#### SHORT PROBLEM
Leave out any pictures and transcribe all other data below exactly.

>> Begin

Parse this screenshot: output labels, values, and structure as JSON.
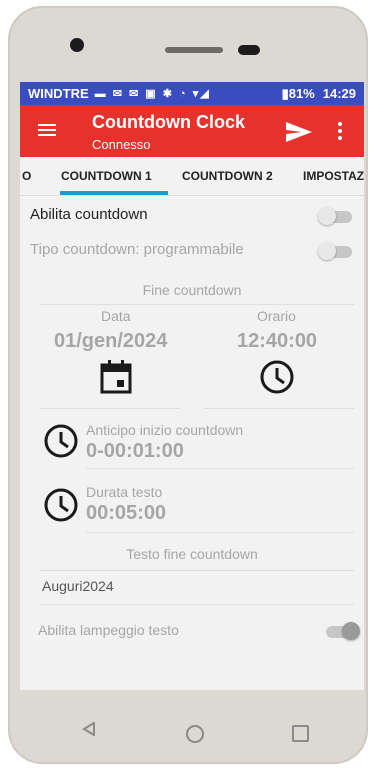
{
  "statusbar": {
    "carrier": "WINDTRE",
    "battery": "81%",
    "time": "14:29"
  },
  "appbar": {
    "title": "Countdown Clock",
    "subtitle": "Connesso",
    "bg_color": "#e5322d"
  },
  "tabs": [
    {
      "label": "O"
    },
    {
      "label": "COUNTDOWN 1",
      "active": true
    },
    {
      "label": "COUNTDOWN 2"
    },
    {
      "label": "IMPOSTAZ"
    }
  ],
  "settings": {
    "enable_countdown_label": "Abilita countdown",
    "enable_countdown": false,
    "countdown_type_label": "Tipo countdown: programmabile",
    "countdown_type": false,
    "end_section_title": "Fine countdown",
    "date_label": "Data",
    "date_value": "01/gen/2024",
    "time_label": "Orario",
    "time_value": "12:40:00",
    "advance_label": "Anticipo inizio countdown",
    "advance_value": "0-00:01:00",
    "duration_label": "Durata testo",
    "duration_value": "00:05:00",
    "text_section_title": "Testo fine countdown",
    "text_value": "Auguri2024",
    "blink_label": "Abilita lampeggio testo",
    "blink": true
  },
  "icons": {
    "menu": "menu-icon",
    "send": "send-icon",
    "overflow": "overflow-menu-icon",
    "calendar": "calendar-icon",
    "clock": "clock-icon"
  }
}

>> End

#### WORKED SOLUTION
Parse this screenshot: output labels, values, and structure as JSON.
{
  "statusbar": {
    "carrier": "WINDTRE",
    "battery": "81%",
    "time": "14:29"
  },
  "appbar": {
    "title": "Countdown Clock",
    "subtitle": "Connesso",
    "bg_color": "#e5322d"
  },
  "tabs": [
    {
      "label": "O"
    },
    {
      "label": "COUNTDOWN 1",
      "active": true
    },
    {
      "label": "COUNTDOWN 2"
    },
    {
      "label": "IMPOSTAZ"
    }
  ],
  "settings": {
    "enable_countdown_label": "Abilita countdown",
    "enable_countdown": false,
    "countdown_type_label": "Tipo countdown: programmabile",
    "countdown_type": false,
    "end_section_title": "Fine countdown",
    "date_label": "Data",
    "date_value": "01/gen/2024",
    "time_label": "Orario",
    "time_value": "12:40:00",
    "advance_label": "Anticipo inizio countdown",
    "advance_value": "0-00:01:00",
    "duration_label": "Durata testo",
    "duration_value": "00:05:00",
    "text_section_title": "Testo fine countdown",
    "text_value": "Auguri2024",
    "blink_label": "Abilita lampeggio testo",
    "blink": true
  },
  "icons": {
    "menu": "menu-icon",
    "send": "send-icon",
    "overflow": "overflow-menu-icon",
    "calendar": "calendar-icon",
    "clock": "clock-icon"
  }
}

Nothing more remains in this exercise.